__Prompt__: Each entry must be given again exactly; images do not belong in the copy.

__Structured figure records__:

■ ■ ■ ■

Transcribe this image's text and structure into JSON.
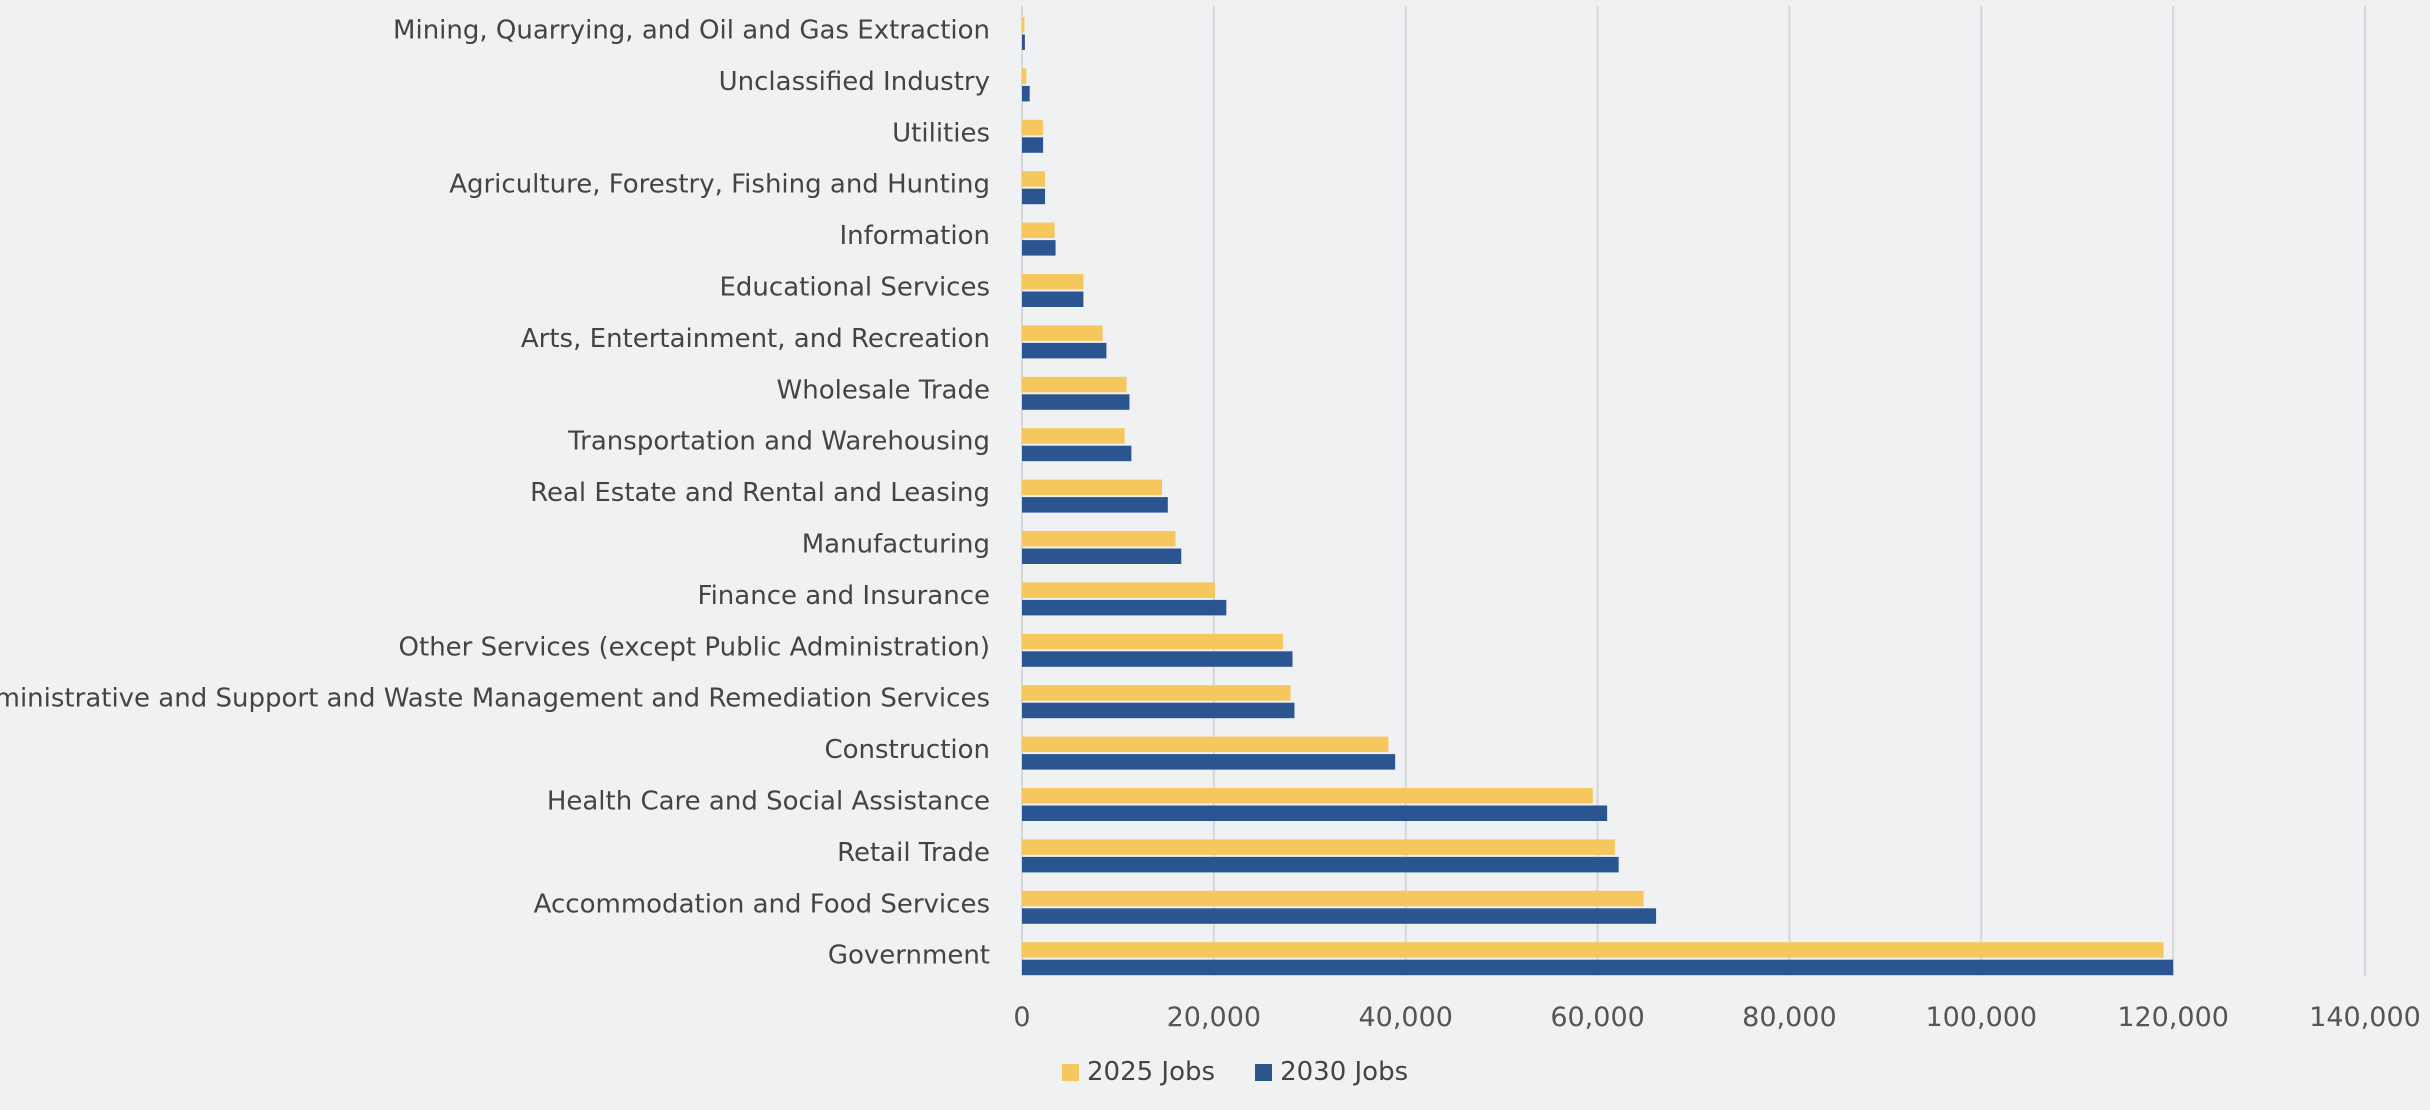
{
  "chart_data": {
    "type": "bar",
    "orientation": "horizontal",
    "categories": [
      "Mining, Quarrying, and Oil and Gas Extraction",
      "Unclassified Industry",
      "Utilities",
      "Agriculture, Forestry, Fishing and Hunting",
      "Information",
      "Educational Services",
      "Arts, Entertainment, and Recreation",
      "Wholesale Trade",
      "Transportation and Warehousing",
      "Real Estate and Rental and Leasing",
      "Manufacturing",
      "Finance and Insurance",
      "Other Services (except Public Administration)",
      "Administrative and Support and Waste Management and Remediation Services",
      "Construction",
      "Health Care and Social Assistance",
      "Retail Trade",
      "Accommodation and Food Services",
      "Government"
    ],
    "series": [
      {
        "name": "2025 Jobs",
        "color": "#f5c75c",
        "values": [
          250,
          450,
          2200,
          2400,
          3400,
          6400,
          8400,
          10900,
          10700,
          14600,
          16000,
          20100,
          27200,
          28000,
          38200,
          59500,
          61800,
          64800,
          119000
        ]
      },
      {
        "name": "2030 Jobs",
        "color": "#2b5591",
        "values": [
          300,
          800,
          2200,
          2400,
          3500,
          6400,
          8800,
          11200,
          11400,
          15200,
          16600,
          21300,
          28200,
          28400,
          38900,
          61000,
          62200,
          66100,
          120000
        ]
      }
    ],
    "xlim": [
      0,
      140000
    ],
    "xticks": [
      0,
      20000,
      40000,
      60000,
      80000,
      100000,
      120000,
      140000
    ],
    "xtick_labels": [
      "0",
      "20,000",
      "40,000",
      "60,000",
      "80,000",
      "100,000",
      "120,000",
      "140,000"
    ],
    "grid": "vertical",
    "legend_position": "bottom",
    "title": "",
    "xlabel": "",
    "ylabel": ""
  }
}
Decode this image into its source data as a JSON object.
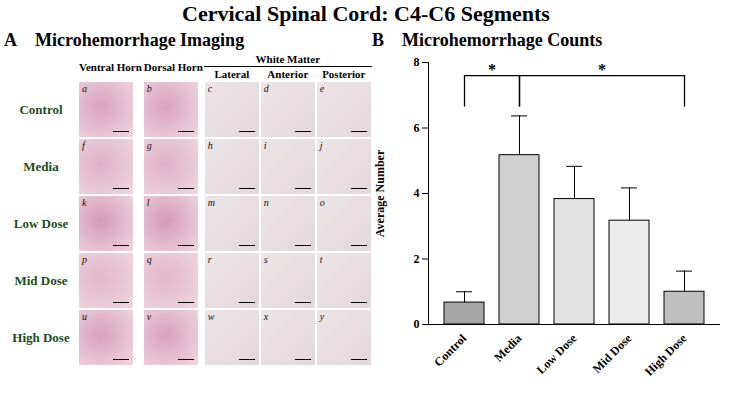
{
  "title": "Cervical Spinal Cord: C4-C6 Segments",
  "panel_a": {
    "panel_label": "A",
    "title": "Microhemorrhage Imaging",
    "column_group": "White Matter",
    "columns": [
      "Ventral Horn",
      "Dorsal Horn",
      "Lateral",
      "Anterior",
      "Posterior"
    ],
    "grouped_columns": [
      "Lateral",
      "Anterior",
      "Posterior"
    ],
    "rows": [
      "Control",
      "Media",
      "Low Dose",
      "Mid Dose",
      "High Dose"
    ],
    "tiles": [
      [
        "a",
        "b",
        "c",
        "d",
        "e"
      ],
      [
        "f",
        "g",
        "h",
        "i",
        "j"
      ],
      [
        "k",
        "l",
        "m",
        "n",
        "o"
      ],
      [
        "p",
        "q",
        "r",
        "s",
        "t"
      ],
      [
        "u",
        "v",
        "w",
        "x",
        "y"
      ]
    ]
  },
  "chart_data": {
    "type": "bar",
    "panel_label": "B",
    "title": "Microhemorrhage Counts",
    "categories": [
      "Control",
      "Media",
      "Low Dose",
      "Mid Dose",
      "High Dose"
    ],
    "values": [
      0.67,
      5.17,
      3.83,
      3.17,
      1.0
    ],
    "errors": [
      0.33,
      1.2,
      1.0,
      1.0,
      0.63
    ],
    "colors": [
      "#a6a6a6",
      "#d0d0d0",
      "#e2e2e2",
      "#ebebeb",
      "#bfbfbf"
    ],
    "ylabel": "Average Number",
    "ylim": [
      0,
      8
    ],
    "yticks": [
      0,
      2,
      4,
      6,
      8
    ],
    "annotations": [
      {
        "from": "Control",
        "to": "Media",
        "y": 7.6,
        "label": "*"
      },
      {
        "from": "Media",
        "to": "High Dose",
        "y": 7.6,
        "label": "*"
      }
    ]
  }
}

■ ■ ■ ■

__Correct response__:
Transcribe this image's text and structure into JSON.
{
  "chart_data": {
    "type": "bar",
    "orientation": "horizontal",
    "categories": [
      "Mining, Quarrying, and Oil and Gas Extraction",
      "Unclassified Industry",
      "Utilities",
      "Agriculture, Forestry, Fishing and Hunting",
      "Information",
      "Educational Services",
      "Arts, Entertainment, and Recreation",
      "Wholesale Trade",
      "Transportation and Warehousing",
      "Real Estate and Rental and Leasing",
      "Manufacturing",
      "Finance and Insurance",
      "Other Services (except Public Administration)",
      "Administrative and Support and Waste Management and Remediation Services",
      "Construction",
      "Health Care and Social Assistance",
      "Retail Trade",
      "Accommodation and Food Services",
      "Government"
    ],
    "series": [
      {
        "name": "2025 Jobs",
        "color": "#f5c75c",
        "values": [
          250,
          450,
          2200,
          2400,
          3400,
          6400,
          8400,
          10900,
          10700,
          14600,
          16000,
          20100,
          27200,
          28000,
          38200,
          59500,
          61800,
          64800,
          119000
        ]
      },
      {
        "name": "2030 Jobs",
        "color": "#2b5591",
        "values": [
          300,
          800,
          2200,
          2400,
          3500,
          6400,
          8800,
          11200,
          11400,
          15200,
          16600,
          21300,
          28200,
          28400,
          38900,
          61000,
          62200,
          66100,
          120000
        ]
      }
    ],
    "xlim": [
      0,
      140000
    ],
    "xticks": [
      0,
      20000,
      40000,
      60000,
      80000,
      100000,
      120000,
      140000
    ],
    "xtick_labels": [
      "0",
      "20,000",
      "40,000",
      "60,000",
      "80,000",
      "100,000",
      "120,000",
      "140,000"
    ],
    "grid": "vertical",
    "legend_position": "bottom",
    "title": "",
    "xlabel": "",
    "ylabel": ""
  }
}
Decode this image into its source data as a JSON object.
{
  "title": "Cervical Spinal Cord: C4-C6 Segments",
  "panel_a": {
    "panel_label": "A",
    "title": "Microhemorrhage Imaging",
    "column_group": "White Matter",
    "columns": [
      "Ventral Horn",
      "Dorsal Horn",
      "Lateral",
      "Anterior",
      "Posterior"
    ],
    "grouped_columns": [
      "Lateral",
      "Anterior",
      "Posterior"
    ],
    "rows": [
      "Control",
      "Media",
      "Low Dose",
      "Mid Dose",
      "High Dose"
    ],
    "tiles": [
      [
        "a",
        "b",
        "c",
        "d",
        "e"
      ],
      [
        "f",
        "g",
        "h",
        "i",
        "j"
      ],
      [
        "k",
        "l",
        "m",
        "n",
        "o"
      ],
      [
        "p",
        "q",
        "r",
        "s",
        "t"
      ],
      [
        "u",
        "v",
        "w",
        "x",
        "y"
      ]
    ]
  },
  "chart_data": {
    "type": "bar",
    "panel_label": "B",
    "title": "Microhemorrhage Counts",
    "categories": [
      "Control",
      "Media",
      "Low Dose",
      "Mid Dose",
      "High Dose"
    ],
    "values": [
      0.67,
      5.17,
      3.83,
      3.17,
      1.0
    ],
    "errors": [
      0.33,
      1.2,
      1.0,
      1.0,
      0.63
    ],
    "colors": [
      "#a6a6a6",
      "#d0d0d0",
      "#e2e2e2",
      "#ebebeb",
      "#bfbfbf"
    ],
    "ylabel": "Average Number",
    "ylim": [
      0,
      8
    ],
    "yticks": [
      0,
      2,
      4,
      6,
      8
    ],
    "annotations": [
      {
        "from": "Control",
        "to": "Media",
        "y": 7.6,
        "label": "*"
      },
      {
        "from": "Media",
        "to": "High Dose",
        "y": 7.6,
        "label": "*"
      }
    ]
  }
}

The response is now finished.